_INSTRUCTIONS TO FOLLOW_: Your answer should be a single number: the count of lines that include "icon".

_ITEMS_:
"""
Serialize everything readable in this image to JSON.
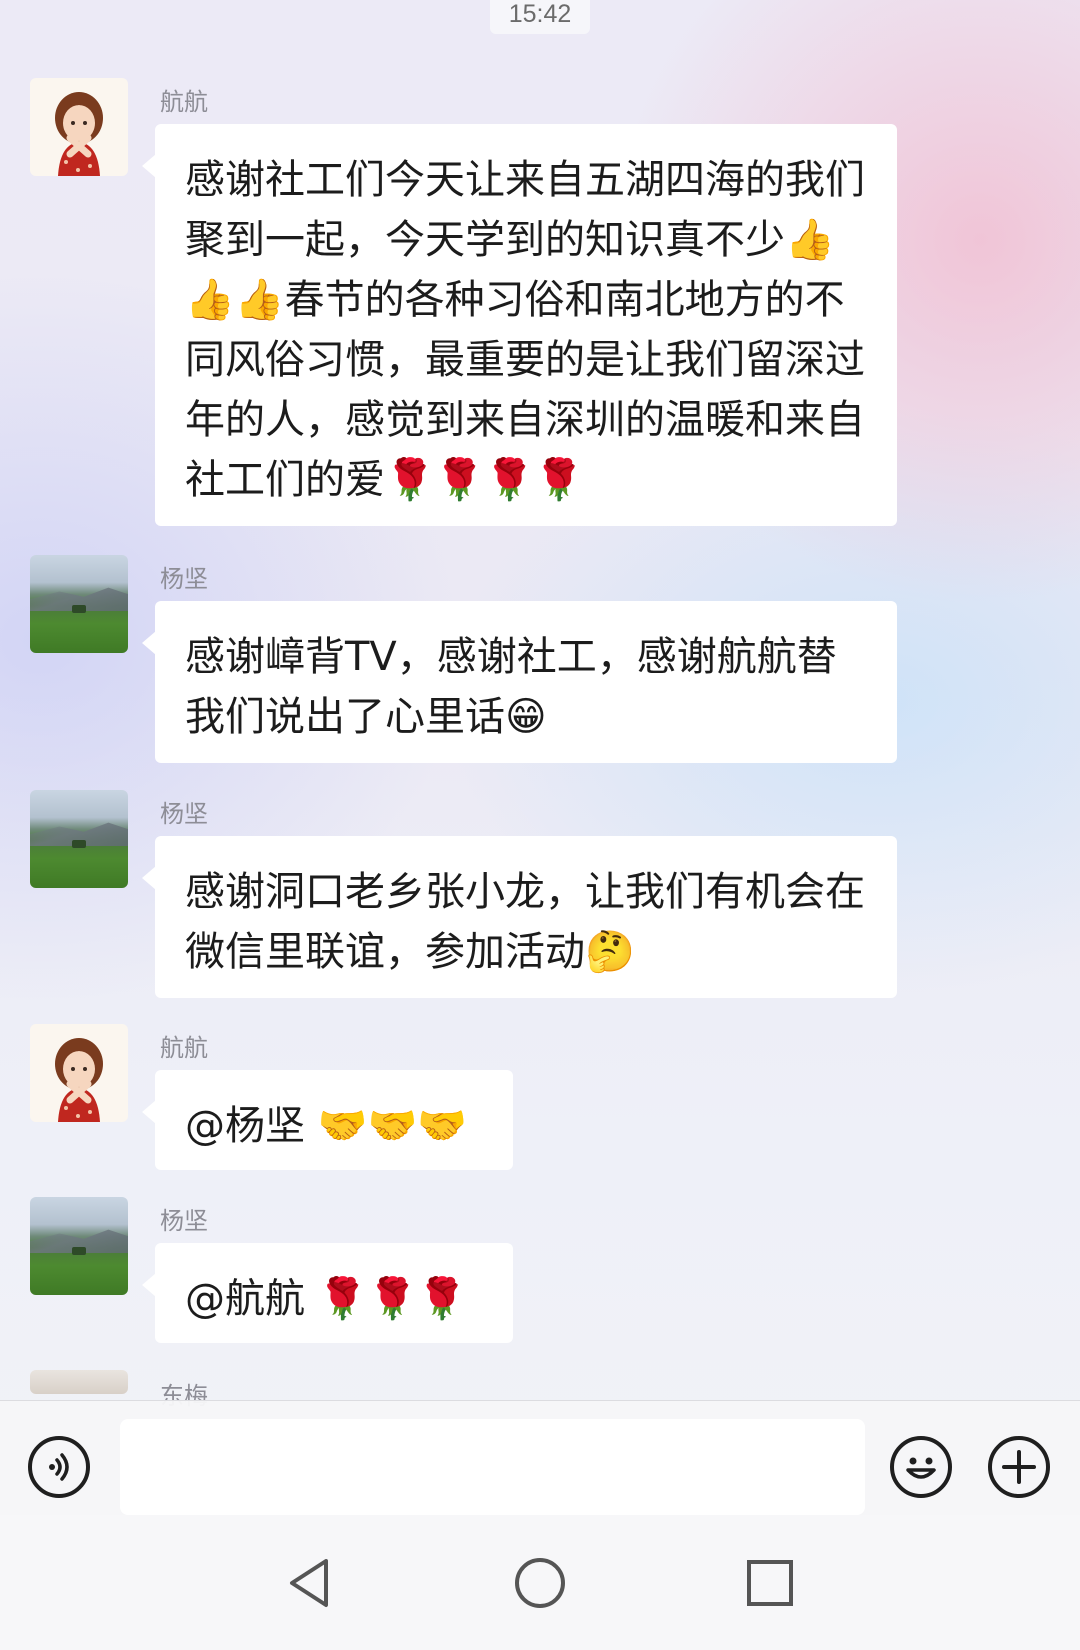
{
  "status": {
    "time": "15:42"
  },
  "messages": [
    {
      "sender": "航航",
      "avatar": "girl-avatar",
      "text": "感谢社工们今天让来自五湖四海的我们聚到一起，今天学到的知识真不少👍👍👍春节的各种习俗和南北地方的不同风俗习惯，最重要的是让我们留深过年的人，感觉到来自深圳的温暖和来自社工们的爱🌹🌹🌹🌹"
    },
    {
      "sender": "杨坚",
      "avatar": "landscape-avatar",
      "text": "感谢嶂背TV，感谢社工，感谢航航替我们说出了心里话😁"
    },
    {
      "sender": "杨坚",
      "avatar": "landscape-avatar",
      "text": "感谢洞口老乡张小龙，让我们有机会在微信里联谊，参加活动🤔"
    },
    {
      "sender": "航航",
      "avatar": "girl-avatar",
      "text": "@杨坚 🤝🤝🤝"
    },
    {
      "sender": "杨坚",
      "avatar": "landscape-avatar",
      "text": "@航航 🌹🌹🌹"
    },
    {
      "sender": "东梅",
      "avatar": "partial-avatar",
      "text": ""
    }
  ],
  "input_bar": {
    "voice_icon": "voice-icon",
    "input_value": "",
    "emoji_icon": "emoji-icon",
    "add_icon": "plus-icon"
  },
  "nav_bar": {
    "back_icon": "back-triangle-icon",
    "home_icon": "home-circle-icon",
    "recent_icon": "recent-square-icon"
  },
  "colors": {
    "bubble": "#ffffff",
    "name": "#8d8d96",
    "text": "#1c1c1c"
  }
}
"""
_CORRECT ANSWER_: 6